▶ [Input for this task]:
═══
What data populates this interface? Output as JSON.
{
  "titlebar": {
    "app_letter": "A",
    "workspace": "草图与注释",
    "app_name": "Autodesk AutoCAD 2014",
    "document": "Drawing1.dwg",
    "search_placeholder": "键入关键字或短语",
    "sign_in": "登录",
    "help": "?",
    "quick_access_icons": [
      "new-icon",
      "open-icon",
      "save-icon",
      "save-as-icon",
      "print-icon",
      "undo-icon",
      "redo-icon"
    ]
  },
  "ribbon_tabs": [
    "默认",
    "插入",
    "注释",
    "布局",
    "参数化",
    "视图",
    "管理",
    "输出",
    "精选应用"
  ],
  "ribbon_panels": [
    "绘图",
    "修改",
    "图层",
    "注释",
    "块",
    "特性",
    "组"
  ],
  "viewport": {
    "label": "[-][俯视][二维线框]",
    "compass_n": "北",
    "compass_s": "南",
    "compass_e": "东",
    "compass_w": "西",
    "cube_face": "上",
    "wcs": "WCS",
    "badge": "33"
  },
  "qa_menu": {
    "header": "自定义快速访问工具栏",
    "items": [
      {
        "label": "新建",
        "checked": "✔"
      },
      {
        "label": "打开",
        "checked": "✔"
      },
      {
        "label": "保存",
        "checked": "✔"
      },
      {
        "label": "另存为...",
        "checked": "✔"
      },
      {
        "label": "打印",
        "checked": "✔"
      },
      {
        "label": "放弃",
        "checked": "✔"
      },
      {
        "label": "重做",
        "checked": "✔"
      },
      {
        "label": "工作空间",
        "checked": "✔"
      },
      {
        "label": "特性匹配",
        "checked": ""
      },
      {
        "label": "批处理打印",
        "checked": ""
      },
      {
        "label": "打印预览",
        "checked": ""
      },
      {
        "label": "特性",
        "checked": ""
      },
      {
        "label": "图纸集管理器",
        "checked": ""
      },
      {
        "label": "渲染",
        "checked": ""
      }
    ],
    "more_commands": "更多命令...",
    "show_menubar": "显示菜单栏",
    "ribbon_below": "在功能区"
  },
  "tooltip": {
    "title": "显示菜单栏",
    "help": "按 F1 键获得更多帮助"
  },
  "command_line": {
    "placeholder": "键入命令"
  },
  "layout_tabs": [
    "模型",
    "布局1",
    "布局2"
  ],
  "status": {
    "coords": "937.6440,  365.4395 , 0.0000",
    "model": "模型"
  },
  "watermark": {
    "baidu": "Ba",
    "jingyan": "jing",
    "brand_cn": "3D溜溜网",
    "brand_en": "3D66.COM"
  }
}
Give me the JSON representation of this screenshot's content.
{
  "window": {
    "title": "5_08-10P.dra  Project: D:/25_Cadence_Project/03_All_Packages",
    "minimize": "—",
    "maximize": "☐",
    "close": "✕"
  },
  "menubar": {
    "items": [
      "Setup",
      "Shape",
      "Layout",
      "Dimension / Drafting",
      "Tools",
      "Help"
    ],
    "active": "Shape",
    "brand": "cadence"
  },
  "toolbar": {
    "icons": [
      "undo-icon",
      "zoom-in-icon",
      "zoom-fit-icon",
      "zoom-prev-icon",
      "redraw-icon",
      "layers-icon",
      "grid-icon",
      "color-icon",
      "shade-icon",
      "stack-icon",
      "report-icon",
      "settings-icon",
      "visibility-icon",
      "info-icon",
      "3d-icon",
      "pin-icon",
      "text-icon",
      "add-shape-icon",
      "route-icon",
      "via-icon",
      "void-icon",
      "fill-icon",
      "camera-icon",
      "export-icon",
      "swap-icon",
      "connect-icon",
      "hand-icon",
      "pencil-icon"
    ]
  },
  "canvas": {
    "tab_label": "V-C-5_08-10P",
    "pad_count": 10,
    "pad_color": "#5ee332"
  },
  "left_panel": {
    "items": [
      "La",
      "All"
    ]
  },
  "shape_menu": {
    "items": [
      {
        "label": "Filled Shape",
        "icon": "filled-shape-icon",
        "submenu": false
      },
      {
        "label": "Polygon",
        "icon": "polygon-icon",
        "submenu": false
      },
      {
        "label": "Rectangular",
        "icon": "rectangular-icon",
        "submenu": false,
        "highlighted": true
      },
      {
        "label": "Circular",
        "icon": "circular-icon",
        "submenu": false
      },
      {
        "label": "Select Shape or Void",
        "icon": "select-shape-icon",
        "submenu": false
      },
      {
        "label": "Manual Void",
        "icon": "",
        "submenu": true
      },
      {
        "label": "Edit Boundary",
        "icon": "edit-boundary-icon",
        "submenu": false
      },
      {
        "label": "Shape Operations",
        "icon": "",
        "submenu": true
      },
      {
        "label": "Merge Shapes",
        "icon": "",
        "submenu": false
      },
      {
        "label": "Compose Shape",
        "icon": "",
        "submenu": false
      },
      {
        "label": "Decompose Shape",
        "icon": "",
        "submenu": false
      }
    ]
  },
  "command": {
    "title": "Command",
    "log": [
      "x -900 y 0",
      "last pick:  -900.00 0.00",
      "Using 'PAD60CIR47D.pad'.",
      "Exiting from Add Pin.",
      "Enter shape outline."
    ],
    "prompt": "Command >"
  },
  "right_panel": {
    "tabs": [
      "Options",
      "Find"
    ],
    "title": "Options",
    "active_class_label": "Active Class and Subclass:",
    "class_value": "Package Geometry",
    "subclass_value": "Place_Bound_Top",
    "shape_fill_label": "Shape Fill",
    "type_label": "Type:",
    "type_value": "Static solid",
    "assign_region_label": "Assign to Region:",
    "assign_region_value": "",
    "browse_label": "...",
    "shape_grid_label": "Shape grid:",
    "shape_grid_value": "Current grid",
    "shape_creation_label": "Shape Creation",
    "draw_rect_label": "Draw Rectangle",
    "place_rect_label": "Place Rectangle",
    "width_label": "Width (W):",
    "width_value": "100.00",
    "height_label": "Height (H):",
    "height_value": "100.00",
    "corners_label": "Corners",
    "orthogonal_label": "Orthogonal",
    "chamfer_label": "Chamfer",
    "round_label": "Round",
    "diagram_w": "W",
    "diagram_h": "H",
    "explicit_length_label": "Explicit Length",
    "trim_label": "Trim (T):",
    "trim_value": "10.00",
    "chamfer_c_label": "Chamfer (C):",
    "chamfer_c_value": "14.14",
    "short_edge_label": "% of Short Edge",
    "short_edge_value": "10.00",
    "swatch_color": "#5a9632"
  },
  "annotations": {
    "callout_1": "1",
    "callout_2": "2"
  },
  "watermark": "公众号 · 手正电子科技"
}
═══
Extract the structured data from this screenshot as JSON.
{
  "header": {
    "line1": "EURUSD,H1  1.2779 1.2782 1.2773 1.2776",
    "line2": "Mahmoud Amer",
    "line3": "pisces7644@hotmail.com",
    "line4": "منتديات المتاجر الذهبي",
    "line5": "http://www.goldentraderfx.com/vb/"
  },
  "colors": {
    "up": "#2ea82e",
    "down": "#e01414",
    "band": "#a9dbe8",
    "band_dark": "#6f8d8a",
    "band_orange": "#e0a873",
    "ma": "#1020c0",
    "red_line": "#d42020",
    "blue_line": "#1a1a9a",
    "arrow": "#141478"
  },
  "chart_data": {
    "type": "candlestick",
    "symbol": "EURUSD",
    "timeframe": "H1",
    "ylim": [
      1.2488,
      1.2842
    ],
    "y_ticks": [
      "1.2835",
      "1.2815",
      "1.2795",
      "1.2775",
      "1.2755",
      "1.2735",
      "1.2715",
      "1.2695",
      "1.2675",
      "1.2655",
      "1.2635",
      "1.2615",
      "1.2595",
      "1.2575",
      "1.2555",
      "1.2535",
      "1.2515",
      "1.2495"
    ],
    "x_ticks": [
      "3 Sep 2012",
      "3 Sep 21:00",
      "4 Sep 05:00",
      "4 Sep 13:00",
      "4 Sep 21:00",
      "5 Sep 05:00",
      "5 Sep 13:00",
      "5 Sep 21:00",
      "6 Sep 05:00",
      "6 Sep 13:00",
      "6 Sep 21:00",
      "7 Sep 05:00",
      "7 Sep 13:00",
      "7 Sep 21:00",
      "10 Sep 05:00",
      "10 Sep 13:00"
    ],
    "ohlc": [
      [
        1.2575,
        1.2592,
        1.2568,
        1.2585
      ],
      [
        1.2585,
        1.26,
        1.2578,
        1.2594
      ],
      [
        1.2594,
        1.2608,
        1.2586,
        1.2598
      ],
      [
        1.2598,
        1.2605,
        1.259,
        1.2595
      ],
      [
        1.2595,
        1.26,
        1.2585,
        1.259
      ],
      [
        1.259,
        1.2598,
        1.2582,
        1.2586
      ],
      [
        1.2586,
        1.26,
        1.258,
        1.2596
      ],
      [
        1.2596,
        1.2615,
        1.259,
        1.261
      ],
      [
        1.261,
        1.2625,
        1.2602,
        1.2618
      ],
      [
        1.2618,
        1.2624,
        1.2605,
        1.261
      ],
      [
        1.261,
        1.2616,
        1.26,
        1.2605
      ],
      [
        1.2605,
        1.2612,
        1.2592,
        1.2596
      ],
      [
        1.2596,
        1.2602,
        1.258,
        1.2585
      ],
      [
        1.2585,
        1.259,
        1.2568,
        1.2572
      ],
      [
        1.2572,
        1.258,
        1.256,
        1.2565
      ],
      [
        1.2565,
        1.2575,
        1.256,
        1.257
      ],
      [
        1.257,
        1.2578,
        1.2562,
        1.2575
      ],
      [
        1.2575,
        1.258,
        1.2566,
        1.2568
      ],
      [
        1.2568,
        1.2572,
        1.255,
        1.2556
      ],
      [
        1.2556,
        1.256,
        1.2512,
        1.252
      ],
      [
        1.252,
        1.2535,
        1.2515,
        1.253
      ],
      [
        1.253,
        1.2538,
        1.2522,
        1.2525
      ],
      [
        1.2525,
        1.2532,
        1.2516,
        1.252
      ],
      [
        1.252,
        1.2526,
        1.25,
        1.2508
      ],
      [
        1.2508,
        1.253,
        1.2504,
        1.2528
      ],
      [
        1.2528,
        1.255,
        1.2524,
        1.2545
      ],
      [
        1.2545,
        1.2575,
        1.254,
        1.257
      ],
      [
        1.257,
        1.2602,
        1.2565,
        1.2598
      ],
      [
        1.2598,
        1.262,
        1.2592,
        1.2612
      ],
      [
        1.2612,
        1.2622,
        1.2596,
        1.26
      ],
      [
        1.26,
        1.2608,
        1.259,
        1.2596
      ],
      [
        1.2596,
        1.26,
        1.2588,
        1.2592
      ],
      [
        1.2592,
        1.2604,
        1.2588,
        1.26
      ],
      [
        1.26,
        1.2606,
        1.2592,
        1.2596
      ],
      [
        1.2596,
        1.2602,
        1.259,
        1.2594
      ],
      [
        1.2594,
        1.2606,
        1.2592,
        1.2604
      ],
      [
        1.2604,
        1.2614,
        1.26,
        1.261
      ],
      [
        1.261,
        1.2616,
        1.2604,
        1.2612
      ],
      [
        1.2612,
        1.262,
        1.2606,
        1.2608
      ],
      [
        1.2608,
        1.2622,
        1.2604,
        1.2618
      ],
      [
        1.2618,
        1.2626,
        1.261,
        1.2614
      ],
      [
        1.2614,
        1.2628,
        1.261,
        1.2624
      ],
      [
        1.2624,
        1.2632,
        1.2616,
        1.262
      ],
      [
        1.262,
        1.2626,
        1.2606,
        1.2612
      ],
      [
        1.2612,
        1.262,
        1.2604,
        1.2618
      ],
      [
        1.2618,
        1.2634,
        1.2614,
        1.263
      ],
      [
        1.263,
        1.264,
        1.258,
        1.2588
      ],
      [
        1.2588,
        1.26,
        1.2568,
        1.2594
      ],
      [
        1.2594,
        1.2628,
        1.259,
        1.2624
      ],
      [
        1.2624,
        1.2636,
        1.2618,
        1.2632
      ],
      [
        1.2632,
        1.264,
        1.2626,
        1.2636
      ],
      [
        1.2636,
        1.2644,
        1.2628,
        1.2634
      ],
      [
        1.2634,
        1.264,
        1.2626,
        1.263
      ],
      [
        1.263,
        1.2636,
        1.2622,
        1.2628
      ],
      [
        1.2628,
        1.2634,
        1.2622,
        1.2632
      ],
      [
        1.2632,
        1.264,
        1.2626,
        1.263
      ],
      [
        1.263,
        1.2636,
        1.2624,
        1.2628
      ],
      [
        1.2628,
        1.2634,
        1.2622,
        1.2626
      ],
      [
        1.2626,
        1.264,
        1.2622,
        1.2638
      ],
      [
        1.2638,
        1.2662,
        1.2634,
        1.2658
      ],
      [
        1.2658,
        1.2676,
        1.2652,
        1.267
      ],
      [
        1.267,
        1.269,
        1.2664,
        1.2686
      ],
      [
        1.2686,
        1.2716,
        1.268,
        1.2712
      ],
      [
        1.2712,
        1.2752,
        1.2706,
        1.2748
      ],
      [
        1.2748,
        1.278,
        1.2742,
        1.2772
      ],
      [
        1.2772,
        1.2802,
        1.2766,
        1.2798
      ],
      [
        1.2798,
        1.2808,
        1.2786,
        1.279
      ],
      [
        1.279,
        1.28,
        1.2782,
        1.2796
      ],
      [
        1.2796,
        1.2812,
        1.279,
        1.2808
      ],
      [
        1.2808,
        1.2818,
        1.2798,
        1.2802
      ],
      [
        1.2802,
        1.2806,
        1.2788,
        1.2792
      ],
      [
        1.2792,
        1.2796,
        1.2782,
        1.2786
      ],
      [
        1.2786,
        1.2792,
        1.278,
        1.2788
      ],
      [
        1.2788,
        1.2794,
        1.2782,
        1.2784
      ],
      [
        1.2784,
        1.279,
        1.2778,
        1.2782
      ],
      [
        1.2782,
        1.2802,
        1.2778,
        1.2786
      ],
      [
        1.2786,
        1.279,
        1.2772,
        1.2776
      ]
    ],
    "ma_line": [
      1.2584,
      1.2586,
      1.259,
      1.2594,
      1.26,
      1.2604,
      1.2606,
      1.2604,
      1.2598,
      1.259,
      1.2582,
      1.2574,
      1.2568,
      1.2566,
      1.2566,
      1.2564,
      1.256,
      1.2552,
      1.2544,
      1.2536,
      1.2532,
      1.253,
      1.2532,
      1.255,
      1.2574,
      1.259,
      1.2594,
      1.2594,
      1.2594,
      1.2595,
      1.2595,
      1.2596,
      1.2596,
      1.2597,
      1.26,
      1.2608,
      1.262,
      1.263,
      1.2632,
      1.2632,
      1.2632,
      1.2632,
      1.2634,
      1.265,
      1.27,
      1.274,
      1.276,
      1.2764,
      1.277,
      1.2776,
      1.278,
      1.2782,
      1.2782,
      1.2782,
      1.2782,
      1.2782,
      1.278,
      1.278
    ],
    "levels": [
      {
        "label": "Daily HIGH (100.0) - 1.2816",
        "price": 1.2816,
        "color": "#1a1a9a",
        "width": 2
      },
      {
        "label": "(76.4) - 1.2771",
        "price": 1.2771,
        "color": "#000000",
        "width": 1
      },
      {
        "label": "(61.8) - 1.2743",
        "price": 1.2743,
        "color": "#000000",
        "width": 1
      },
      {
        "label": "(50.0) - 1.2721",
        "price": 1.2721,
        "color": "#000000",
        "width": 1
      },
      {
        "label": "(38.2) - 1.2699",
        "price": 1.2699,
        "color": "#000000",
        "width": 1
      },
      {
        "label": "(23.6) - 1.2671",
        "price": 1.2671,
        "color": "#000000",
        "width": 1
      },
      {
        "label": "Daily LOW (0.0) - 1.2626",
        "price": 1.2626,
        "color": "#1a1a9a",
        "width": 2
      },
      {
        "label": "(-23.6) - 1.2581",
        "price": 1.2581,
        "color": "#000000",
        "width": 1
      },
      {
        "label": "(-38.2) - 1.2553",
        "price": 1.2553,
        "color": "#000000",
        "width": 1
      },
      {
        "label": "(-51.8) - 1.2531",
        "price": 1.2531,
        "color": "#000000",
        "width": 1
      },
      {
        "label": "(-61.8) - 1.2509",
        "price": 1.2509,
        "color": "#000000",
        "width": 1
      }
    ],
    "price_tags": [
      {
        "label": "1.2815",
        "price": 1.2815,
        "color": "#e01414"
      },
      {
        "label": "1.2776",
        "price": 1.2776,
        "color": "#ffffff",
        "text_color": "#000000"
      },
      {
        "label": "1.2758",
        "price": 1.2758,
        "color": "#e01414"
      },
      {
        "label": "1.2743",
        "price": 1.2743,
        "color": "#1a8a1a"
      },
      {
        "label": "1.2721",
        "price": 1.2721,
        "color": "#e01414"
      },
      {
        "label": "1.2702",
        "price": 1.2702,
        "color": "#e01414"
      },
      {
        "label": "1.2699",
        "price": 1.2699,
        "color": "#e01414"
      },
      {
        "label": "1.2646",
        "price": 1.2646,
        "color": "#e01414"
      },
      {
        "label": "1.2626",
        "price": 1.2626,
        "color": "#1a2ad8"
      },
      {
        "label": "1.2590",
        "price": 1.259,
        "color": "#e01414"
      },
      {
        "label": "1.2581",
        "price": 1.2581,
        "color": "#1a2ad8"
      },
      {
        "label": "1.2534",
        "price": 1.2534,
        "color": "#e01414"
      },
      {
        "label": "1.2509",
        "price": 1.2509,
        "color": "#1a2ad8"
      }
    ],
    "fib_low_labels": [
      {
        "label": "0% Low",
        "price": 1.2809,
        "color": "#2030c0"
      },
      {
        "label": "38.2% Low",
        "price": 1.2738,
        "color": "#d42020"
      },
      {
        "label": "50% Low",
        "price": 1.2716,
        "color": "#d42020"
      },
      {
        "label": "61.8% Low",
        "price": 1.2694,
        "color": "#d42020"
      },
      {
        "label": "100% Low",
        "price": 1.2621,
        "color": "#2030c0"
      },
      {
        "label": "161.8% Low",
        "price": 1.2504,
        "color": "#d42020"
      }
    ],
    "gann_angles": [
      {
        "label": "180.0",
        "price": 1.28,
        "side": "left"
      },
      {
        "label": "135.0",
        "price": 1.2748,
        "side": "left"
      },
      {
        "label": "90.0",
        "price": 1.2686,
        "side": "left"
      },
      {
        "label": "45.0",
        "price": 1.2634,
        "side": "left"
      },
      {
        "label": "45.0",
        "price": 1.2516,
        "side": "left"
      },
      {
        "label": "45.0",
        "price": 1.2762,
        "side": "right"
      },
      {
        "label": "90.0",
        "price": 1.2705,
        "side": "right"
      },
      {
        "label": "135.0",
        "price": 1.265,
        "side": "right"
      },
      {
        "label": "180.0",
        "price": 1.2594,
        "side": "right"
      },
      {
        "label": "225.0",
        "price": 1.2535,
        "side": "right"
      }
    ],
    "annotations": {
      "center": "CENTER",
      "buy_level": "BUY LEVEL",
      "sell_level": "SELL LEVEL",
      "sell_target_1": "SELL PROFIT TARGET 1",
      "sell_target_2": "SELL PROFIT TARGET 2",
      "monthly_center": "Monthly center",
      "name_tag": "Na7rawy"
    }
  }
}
═══
▶ [What you need to do]:
Copy each line of the listing that holds the word "SELL".

▶ [Full answer]:
      "sell_level": "SELL LEVEL",
      "sell_target_1": "SELL PROFIT TARGET 1",
      "sell_target_2": "SELL PROFIT TARGET 2",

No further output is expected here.